→ **WORK TO COMPLETE**: Which lines hold the word "text"? Copy each of them from the material.

[Data entries]
──────

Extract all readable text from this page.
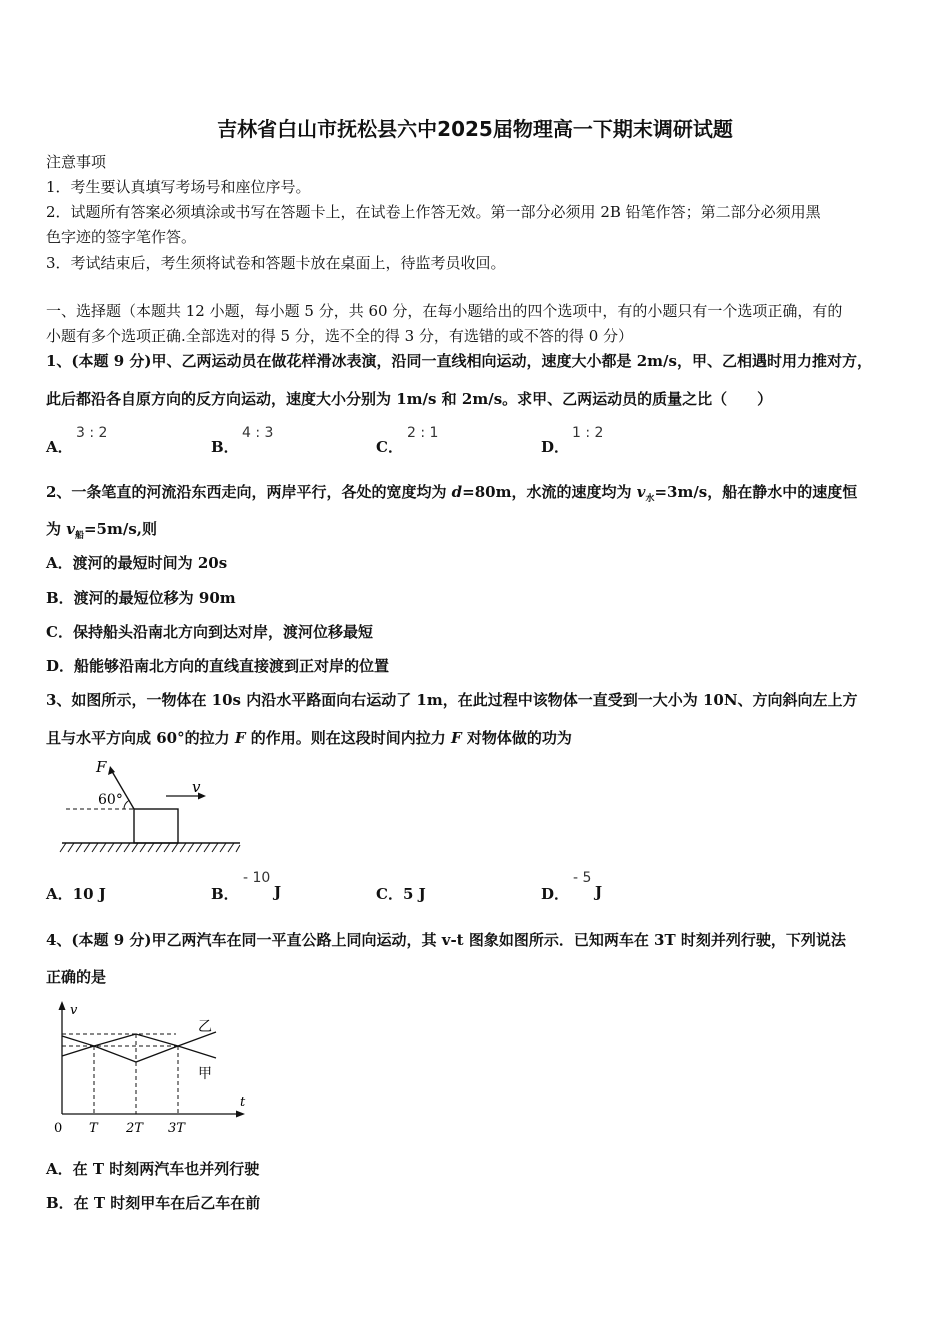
吉林省白山市抚松县六中2025届物理高一下期末调研试题
注意事项
1．考生要认真填写考场号和座位序号。
2．试题所有答案必须填涂或书写在答题卡上，在试卷上作答无效。第一部分必须用 2B 铅笔作答；第二部分必须用黑
色字迹的签字笔作答。
3．考试结束后，考生须将试卷和答题卡放在桌面上，待监考员收回。
一、选择题（本题共 12 小题，每小题 5 分，共 60 分，在每小题给出的四个选项中，有的小题只有一个选项正确，有的
小题有多个选项正确.全部选对的得 5 分，选不全的得 3 分，有选错的或不答的得 0 分）
1、(本题 9 分)甲、乙两运动员在做花样滑冰表演，沿同一直线相向运动，速度大小都是 2m/s，甲、乙相遇时用力推对方，
此后都沿各自原方向的反方向运动，速度大小分别为 1m/s 和 2m/s。求甲、乙两运动员的质量之比（　　）
A．
3 : 2
B．
4 : 3
C．
2 : 1
D．
1 : 2
2、一条笔直的河流沿东西走向，两岸平行，各处的宽度均为 d=80m，水流的速度均为 $v_水=3m/s$，船在静水中的速度恒
为 $v_船=5m/s$,则
A．渡河的最短时间为 20s
B．渡河的最短位移为 90m
C．保持船头沿南北方向到达对岸，渡河位移最短
D．船能够沿南北方向的直线直接渡到正对岸的位置
3、如图所示，一物体在 10s 内沿水平路面向右运动了 1m，在此过程中该物体一直受到一大小为 10N、方向斜向左上方
且与水平方向成 60°的拉力 F 的作用。则在这段时间内拉力 F 对物体做的功为
F
60°
v
A．10 J	B．
- 10
J	C．5 J	D．
- 5
J
4、(本题 9 分)甲乙两汽车在同一平直公路上同向运动，其 v-t 图象如图所示．已知两车在 3T 时刻并列行驶，下列说法
正确的是
v
t
0 T 2T 3T
乙
甲
A．在 T 时刻两汽车也并列行驶
B．在 T 时刻甲车在后乙车在前
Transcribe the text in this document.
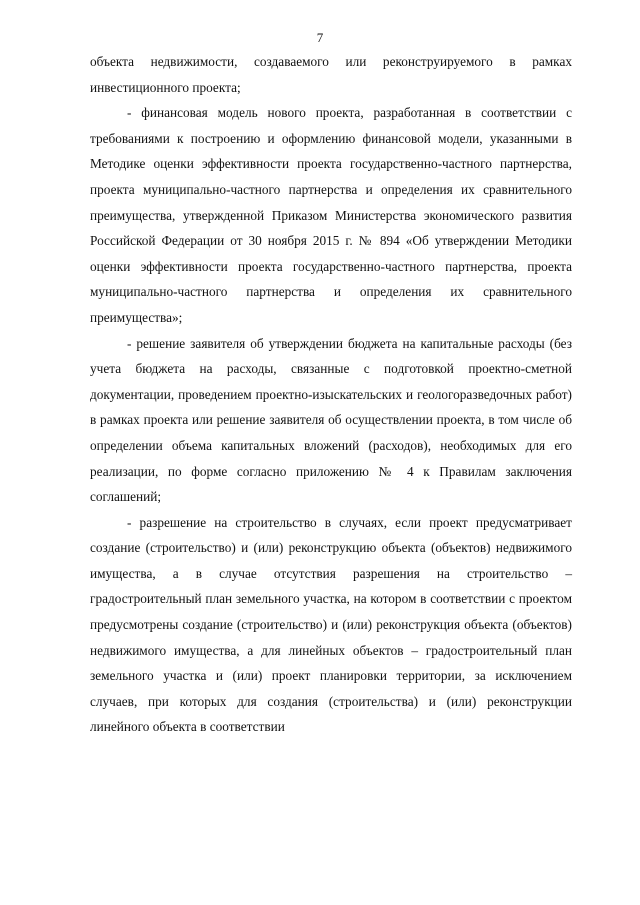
7

объекта недвижимости, создаваемого или реконструируемого в рамках инвестиционного проекта;

- финансовая модель нового проекта, разработанная в соответствии с требованиями к построению и оформлению финансовой модели, указанными в Методике оценки эффективности проекта государственно-частного партнерства, проекта муниципально-частного партнерства и определения их сравнительного преимущества, утвержденной Приказом Министерства экономического развития Российской Федерации от 30 ноября 2015 г. № 894 «Об утверждении Методики оценки эффективности проекта государственно-частного партнерства, проекта муниципально-частного партнерства и определения их сравнительного преимущества»;

- решение заявителя об утверждении бюджета на капитальные расходы (без учета бюджета на расходы, связанные с подготовкой проектно-сметной документации, проведением проектно-изыскательских и геологоразведочных работ) в рамках проекта или решение заявителя об осуществлении проекта, в том числе об определении объема капитальных вложений (расходов), необходимых для его реализации, по форме согласно приложению № 4 к Правилам заключения соглашений;

- разрешение на строительство в случаях, если проект предусматривает создание (строительство) и (или) реконструкцию объекта (объектов) недвижимого имущества, а в случае отсутствия разрешения на строительство – градостроительный план земельного участка, на котором в соответствии с проектом предусмотрены создание (строительство) и (или) реконструкция объекта (объектов) недвижимого имущества, а для линейных объектов – градостроительный план земельного участка и (или) проект планировки территории, за исключением случаев, при которых для создания (строительства) и (или) реконструкции линейного объекта в соответствии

──────

→ **EXERCISE RESPONSE**:
Extract all readable text from this page.
Transcribe the text in this document.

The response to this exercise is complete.